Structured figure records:
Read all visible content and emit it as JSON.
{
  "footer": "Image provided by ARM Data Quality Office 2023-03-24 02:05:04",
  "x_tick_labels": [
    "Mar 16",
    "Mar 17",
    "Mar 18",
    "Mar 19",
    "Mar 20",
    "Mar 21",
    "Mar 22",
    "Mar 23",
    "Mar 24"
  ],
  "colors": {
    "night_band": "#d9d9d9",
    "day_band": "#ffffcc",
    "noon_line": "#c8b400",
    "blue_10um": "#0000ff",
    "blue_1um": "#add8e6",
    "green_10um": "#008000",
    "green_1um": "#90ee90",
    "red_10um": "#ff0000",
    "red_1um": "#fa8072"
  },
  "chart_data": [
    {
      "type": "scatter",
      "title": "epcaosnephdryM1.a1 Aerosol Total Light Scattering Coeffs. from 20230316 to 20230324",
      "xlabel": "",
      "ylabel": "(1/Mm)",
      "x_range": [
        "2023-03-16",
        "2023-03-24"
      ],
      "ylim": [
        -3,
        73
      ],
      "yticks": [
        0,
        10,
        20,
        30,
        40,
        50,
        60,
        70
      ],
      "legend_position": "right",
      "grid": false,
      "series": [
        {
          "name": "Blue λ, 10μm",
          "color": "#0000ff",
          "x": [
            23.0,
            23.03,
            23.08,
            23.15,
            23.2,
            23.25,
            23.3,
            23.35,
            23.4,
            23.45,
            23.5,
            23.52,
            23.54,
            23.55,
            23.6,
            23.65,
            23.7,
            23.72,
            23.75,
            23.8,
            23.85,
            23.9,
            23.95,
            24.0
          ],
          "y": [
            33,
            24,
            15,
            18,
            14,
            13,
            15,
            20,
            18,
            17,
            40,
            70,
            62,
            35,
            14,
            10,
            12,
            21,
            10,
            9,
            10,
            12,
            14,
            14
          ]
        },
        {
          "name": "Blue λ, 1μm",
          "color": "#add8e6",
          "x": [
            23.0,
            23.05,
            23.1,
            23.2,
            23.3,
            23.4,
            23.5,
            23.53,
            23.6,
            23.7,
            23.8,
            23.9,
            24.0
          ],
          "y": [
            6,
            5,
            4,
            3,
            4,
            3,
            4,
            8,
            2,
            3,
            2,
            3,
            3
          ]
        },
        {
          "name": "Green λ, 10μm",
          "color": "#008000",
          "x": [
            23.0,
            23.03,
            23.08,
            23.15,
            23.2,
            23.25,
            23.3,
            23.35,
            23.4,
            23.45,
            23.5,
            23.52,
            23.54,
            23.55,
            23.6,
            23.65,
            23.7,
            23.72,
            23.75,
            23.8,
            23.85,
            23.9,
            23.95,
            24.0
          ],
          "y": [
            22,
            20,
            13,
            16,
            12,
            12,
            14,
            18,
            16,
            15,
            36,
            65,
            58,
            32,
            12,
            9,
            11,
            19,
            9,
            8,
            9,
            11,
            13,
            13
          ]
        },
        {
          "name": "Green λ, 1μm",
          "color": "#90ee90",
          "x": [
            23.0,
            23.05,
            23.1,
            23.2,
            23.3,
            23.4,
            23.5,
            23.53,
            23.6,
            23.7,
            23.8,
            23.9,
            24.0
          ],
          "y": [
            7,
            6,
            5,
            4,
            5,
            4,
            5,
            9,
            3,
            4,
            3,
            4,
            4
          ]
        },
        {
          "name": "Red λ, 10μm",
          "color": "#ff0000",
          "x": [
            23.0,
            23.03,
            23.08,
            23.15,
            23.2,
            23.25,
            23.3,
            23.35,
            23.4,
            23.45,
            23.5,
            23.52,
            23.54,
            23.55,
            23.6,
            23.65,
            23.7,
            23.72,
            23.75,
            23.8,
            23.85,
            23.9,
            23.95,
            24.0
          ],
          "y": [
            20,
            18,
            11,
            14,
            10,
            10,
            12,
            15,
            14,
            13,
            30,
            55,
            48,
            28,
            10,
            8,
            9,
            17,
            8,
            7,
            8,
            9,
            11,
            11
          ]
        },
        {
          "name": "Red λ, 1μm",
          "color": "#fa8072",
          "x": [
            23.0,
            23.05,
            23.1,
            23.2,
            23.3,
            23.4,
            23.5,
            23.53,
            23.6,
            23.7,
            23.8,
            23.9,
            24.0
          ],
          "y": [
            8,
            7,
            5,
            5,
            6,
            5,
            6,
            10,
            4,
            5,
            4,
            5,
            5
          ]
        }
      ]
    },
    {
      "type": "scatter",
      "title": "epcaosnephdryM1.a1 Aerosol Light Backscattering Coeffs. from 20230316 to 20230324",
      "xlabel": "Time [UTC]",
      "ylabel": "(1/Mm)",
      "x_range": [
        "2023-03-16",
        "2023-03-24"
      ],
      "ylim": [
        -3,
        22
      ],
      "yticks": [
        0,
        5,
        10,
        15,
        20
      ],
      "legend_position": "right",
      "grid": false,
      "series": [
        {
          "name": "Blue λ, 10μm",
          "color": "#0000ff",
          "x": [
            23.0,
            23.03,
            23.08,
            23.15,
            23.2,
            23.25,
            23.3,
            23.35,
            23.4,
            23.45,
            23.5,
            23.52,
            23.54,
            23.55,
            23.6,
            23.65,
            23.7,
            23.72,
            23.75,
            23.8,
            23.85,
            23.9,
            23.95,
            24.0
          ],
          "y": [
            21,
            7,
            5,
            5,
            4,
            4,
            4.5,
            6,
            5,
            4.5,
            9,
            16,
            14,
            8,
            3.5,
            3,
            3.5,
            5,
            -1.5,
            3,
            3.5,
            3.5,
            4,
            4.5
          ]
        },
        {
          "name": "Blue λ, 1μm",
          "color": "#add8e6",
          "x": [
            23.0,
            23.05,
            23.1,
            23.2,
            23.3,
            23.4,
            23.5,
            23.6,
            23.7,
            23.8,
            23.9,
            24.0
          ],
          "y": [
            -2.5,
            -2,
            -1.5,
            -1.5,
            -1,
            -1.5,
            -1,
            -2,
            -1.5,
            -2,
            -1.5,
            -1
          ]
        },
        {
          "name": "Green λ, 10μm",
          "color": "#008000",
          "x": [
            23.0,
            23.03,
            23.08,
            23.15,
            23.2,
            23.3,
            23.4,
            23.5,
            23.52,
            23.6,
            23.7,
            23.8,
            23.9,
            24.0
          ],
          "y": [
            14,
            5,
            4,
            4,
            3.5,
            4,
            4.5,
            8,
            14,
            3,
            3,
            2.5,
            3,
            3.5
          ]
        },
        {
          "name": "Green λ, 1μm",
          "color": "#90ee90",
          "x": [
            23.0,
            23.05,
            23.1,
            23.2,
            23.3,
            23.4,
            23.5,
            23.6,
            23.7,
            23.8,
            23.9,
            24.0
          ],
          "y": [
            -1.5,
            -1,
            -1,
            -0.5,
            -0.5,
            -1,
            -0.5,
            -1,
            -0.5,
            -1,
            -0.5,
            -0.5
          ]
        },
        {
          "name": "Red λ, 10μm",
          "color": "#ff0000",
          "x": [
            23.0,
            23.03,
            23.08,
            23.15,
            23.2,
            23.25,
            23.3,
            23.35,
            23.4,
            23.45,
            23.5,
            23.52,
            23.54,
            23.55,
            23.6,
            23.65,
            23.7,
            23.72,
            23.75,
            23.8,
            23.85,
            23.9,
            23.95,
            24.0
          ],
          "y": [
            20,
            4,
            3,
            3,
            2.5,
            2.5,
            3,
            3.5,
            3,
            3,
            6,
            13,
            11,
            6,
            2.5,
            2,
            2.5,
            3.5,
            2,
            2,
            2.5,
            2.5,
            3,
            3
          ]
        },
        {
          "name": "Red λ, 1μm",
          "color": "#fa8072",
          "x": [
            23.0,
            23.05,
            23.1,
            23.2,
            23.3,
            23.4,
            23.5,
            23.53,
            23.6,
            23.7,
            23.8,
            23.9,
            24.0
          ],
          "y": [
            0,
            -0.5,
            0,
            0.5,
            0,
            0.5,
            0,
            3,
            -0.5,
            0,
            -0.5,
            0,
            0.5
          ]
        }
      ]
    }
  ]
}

- Instructions to follow: Indicate how many lines of the material include the word "Aerosol"; the number alone is required.

- Full solution: 2